§ **Written problem**
Find each line containing the string "JSON". Copy it.

§ **Supplied records**
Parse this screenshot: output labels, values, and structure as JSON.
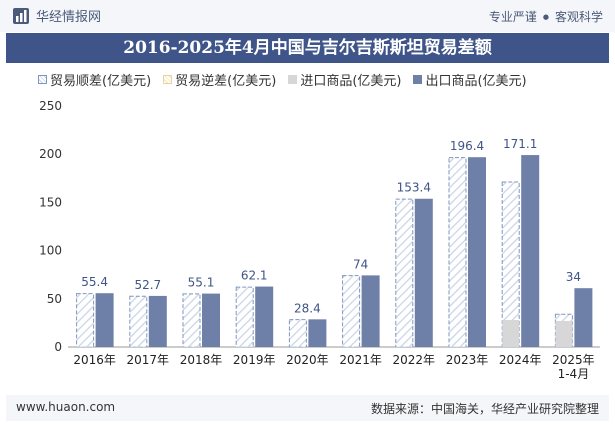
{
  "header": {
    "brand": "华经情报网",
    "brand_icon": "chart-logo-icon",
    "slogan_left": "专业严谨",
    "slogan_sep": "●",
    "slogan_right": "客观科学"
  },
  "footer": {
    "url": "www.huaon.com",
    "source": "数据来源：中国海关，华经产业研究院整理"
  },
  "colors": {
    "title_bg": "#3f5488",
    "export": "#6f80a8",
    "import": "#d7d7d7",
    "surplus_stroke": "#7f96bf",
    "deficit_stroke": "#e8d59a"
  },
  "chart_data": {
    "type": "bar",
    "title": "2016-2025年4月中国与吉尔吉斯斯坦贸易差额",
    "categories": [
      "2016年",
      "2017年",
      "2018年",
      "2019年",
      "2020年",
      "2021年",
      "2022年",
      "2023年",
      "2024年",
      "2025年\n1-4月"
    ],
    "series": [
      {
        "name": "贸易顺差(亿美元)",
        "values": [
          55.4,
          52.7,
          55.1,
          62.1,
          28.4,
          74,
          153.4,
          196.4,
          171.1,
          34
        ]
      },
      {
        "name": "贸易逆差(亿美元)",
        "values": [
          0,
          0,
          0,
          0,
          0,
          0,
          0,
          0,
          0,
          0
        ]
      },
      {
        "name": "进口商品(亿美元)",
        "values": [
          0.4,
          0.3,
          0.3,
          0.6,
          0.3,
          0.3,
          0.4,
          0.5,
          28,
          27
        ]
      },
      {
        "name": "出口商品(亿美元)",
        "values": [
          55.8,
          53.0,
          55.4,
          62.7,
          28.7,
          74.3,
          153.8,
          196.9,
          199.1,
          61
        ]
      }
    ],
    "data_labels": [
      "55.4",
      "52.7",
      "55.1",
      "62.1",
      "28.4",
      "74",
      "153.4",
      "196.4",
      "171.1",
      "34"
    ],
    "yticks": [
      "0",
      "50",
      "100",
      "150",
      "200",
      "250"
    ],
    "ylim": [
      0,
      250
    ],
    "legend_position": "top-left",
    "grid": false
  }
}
...
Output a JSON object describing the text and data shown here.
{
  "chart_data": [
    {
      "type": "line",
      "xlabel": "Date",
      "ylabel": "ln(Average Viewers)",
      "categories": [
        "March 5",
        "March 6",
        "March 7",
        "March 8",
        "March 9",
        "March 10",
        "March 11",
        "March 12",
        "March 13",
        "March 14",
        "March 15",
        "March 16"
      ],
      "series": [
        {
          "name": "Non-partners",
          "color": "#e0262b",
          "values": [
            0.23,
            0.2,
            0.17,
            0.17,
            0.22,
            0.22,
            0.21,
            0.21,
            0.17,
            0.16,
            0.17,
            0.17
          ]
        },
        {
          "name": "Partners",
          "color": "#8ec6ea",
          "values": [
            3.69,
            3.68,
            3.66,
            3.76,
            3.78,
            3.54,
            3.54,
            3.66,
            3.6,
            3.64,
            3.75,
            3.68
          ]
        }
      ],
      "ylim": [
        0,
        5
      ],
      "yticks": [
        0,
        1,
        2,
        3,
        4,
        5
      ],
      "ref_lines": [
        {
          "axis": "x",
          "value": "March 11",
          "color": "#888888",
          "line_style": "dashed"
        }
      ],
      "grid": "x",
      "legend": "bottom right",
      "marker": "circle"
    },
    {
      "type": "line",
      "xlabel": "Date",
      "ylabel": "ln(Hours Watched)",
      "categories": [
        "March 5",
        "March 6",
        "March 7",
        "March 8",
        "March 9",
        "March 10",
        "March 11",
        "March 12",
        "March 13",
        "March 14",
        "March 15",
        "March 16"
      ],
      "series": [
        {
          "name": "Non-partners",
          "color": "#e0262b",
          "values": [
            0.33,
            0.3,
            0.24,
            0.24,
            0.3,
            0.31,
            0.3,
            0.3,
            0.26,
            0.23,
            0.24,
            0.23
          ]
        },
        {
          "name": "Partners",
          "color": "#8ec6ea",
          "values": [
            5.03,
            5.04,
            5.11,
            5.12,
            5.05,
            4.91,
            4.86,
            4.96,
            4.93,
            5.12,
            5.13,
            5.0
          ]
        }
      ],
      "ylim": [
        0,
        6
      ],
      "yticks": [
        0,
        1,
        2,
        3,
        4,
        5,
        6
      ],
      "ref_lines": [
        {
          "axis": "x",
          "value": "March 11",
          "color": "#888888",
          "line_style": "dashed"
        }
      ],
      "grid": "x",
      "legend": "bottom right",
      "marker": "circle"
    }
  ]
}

§ **Answer to the task**
Parse this screenshot: output labels, values, and structure as JSON.
Output a JSON object describing the text and data shown here.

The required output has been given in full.